* DIRECTION *
Pictures appear in the records below; write out everything else exactly.

* ITEMS *
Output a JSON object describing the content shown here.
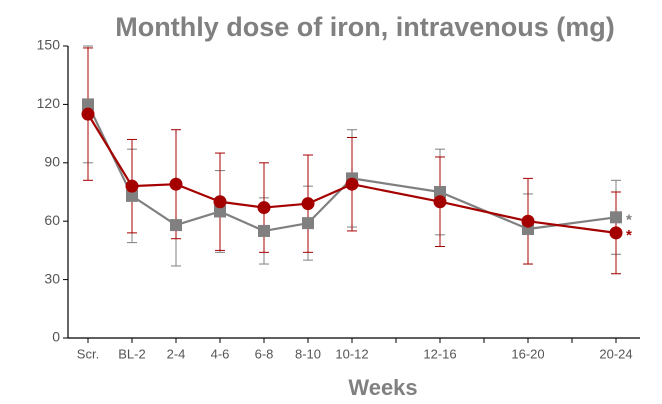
{
  "chart_data": {
    "type": "line",
    "title": "Monthly dose of iron, intravenous (mg)",
    "x_label": "Weeks",
    "categories": [
      "Scr.",
      "BL-2",
      "2-4",
      "4-6",
      "6-8",
      "8-10",
      "10-12",
      null,
      "12-16",
      null,
      "16-20",
      null,
      "20-24"
    ],
    "series": [
      {
        "color": "#808080",
        "marker": "square",
        "note": "*",
        "values": [
          120,
          73,
          58,
          65,
          55,
          59,
          82,
          null,
          75,
          null,
          56,
          null,
          62
        ],
        "errors": [
          30,
          24,
          21,
          21,
          17,
          19,
          25,
          null,
          22,
          null,
          18,
          null,
          19
        ]
      },
      {
        "color": "#a50000",
        "marker": "circle",
        "note": "*",
        "values": [
          115,
          78,
          79,
          70,
          67,
          69,
          79,
          null,
          70,
          null,
          60,
          null,
          54
        ],
        "errors": [
          34,
          24,
          28,
          25,
          23,
          25,
          24,
          null,
          23,
          null,
          22,
          null,
          21
        ]
      }
    ],
    "ylim": [
      0,
      150
    ],
    "yticks": [
      0,
      30,
      60,
      90,
      120,
      150
    ]
  }
}
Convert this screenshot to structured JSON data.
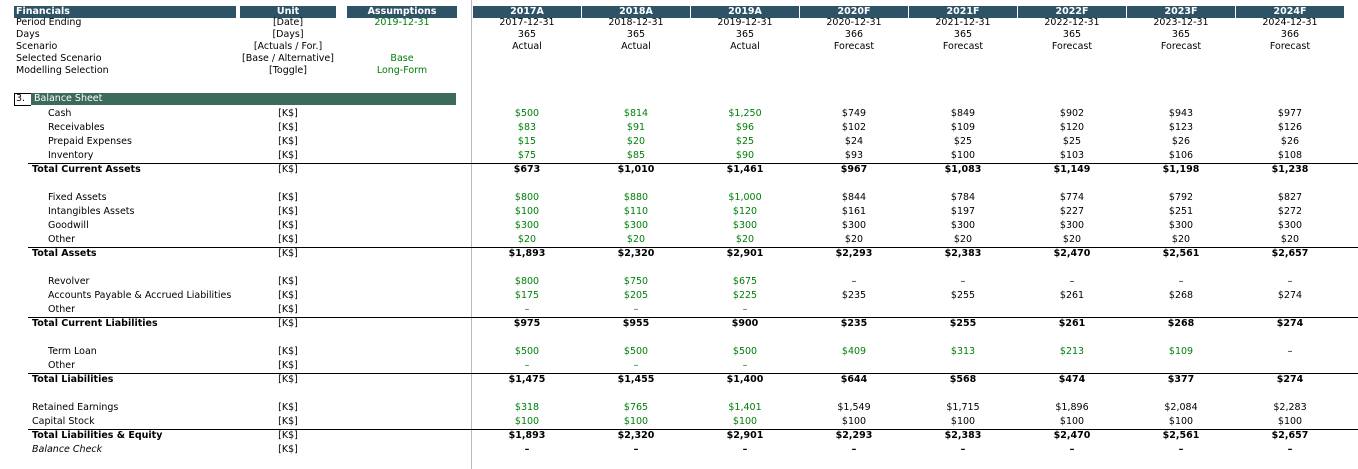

* COMPLETED TASK *
Output a JSON object describing the content shown here.
{
  "chart_data": {
    "type": "line",
    "title": "Monthly dose of iron, intravenous (mg)",
    "x_label": "Weeks",
    "categories": [
      "Scr.",
      "BL-2",
      "2-4",
      "4-6",
      "6-8",
      "8-10",
      "10-12",
      null,
      "12-16",
      null,
      "16-20",
      null,
      "20-24"
    ],
    "series": [
      {
        "color": "#808080",
        "marker": "square",
        "note": "*",
        "values": [
          120,
          73,
          58,
          65,
          55,
          59,
          82,
          null,
          75,
          null,
          56,
          null,
          62
        ],
        "errors": [
          30,
          24,
          21,
          21,
          17,
          19,
          25,
          null,
          22,
          null,
          18,
          null,
          19
        ]
      },
      {
        "color": "#a50000",
        "marker": "circle",
        "note": "*",
        "values": [
          115,
          78,
          79,
          70,
          67,
          69,
          79,
          null,
          70,
          null,
          60,
          null,
          54
        ],
        "errors": [
          34,
          24,
          28,
          25,
          23,
          25,
          24,
          null,
          23,
          null,
          22,
          null,
          21
        ]
      }
    ],
    "ylim": [
      0,
      150
    ],
    "yticks": [
      0,
      30,
      60,
      90,
      120,
      150
    ]
  }
}
Convert this screenshot to structured JSON data.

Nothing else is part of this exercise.